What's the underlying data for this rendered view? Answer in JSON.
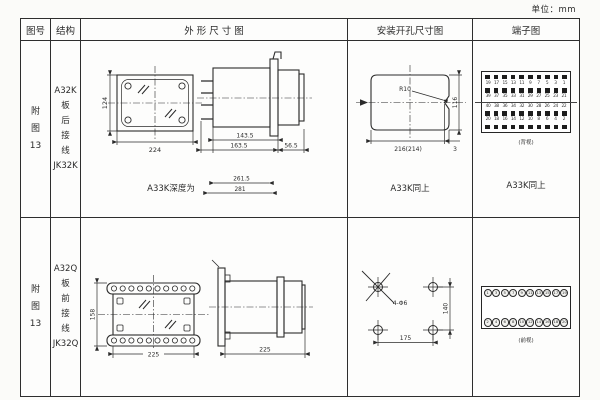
{
  "unit_label": "单位：mm",
  "header": {
    "fig": "图号",
    "structure": "结构",
    "outline": "外 形 尺 寸 图",
    "mounting": "安装开孔尺寸图",
    "terminal": "端子图"
  },
  "row1": {
    "fig_no": [
      "附",
      "图",
      "13"
    ],
    "structure": [
      "A32K",
      "板",
      "后",
      "接",
      "线",
      "JK32K"
    ],
    "outline": {
      "front_height": "124",
      "front_width": "224",
      "side_len_inner": "143.5",
      "side_len_outer": "163.5",
      "side_depth": "56.5",
      "depth_note": "A33K深度为",
      "depth_inner": "261.5",
      "depth_outer": "281"
    },
    "mounting": {
      "corner_radius": "R10",
      "cut_width": "216(214)",
      "cut_height": "116",
      "edge_gap": "3",
      "note": "A33K同上"
    },
    "terminal": {
      "number_rows": [
        [
          "19",
          "17",
          "15",
          "13",
          "11",
          "9",
          "7",
          "5",
          "3",
          "1"
        ],
        [
          "39",
          "37",
          "35",
          "33",
          "31",
          "29",
          "27",
          "25",
          "23",
          "21"
        ],
        [
          "40",
          "38",
          "36",
          "34",
          "32",
          "30",
          "28",
          "26",
          "24",
          "22"
        ],
        [
          "20",
          "18",
          "16",
          "14",
          "12",
          "10",
          "8",
          "6",
          "4",
          "2"
        ]
      ],
      "caption": "(背视)",
      "note": "A33K同上"
    }
  },
  "row2": {
    "fig_no": [
      "附",
      "图",
      "13"
    ],
    "structure": [
      "A32Q",
      "板",
      "前",
      "接",
      "线",
      "JK32Q"
    ],
    "outline": {
      "front_height": "158",
      "front_width": "225",
      "side_width": "225"
    },
    "mounting": {
      "holes": "4-Φ6",
      "pitch_v": "140",
      "pitch_h": "175"
    },
    "terminal": {
      "top_row": [
        "1",
        "3",
        "5",
        "7",
        "9",
        "11",
        "13",
        "15",
        "17",
        "19"
      ],
      "bottom_row": [
        "2",
        "4",
        "6",
        "8",
        "10",
        "12",
        "14",
        "16",
        "18",
        "20"
      ],
      "caption": "(前视)"
    }
  }
}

········

● AIM OF THE TASK: Pictures are excluded; repeat every record exactly.

● EXERCISE OUTPUT:
What's the underlying data for this rendered view? Answer in JSON.
{
  "unit_label": "单位：mm",
  "header": {
    "fig": "图号",
    "structure": "结构",
    "outline": "外 形 尺 寸 图",
    "mounting": "安装开孔尺寸图",
    "terminal": "端子图"
  },
  "row1": {
    "fig_no": [
      "附",
      "图",
      "13"
    ],
    "structure": [
      "A32K",
      "板",
      "后",
      "接",
      "线",
      "JK32K"
    ],
    "outline": {
      "front_height": "124",
      "front_width": "224",
      "side_len_inner": "143.5",
      "side_len_outer": "163.5",
      "side_depth": "56.5",
      "depth_note": "A33K深度为",
      "depth_inner": "261.5",
      "depth_outer": "281"
    },
    "mounting": {
      "corner_radius": "R10",
      "cut_width": "216(214)",
      "cut_height": "116",
      "edge_gap": "3",
      "note": "A33K同上"
    },
    "terminal": {
      "number_rows": [
        [
          "19",
          "17",
          "15",
          "13",
          "11",
          "9",
          "7",
          "5",
          "3",
          "1"
        ],
        [
          "39",
          "37",
          "35",
          "33",
          "31",
          "29",
          "27",
          "25",
          "23",
          "21"
        ],
        [
          "40",
          "38",
          "36",
          "34",
          "32",
          "30",
          "28",
          "26",
          "24",
          "22"
        ],
        [
          "20",
          "18",
          "16",
          "14",
          "12",
          "10",
          "8",
          "6",
          "4",
          "2"
        ]
      ],
      "caption": "(背视)",
      "note": "A33K同上"
    }
  },
  "row2": {
    "fig_no": [
      "附",
      "图",
      "13"
    ],
    "structure": [
      "A32Q",
      "板",
      "前",
      "接",
      "线",
      "JK32Q"
    ],
    "outline": {
      "front_height": "158",
      "front_width": "225",
      "side_width": "225"
    },
    "mounting": {
      "holes": "4-Φ6",
      "pitch_v": "140",
      "pitch_h": "175"
    },
    "terminal": {
      "top_row": [
        "1",
        "3",
        "5",
        "7",
        "9",
        "11",
        "13",
        "15",
        "17",
        "19"
      ],
      "bottom_row": [
        "2",
        "4",
        "6",
        "8",
        "10",
        "12",
        "14",
        "16",
        "18",
        "20"
      ],
      "caption": "(前视)"
    }
  }
}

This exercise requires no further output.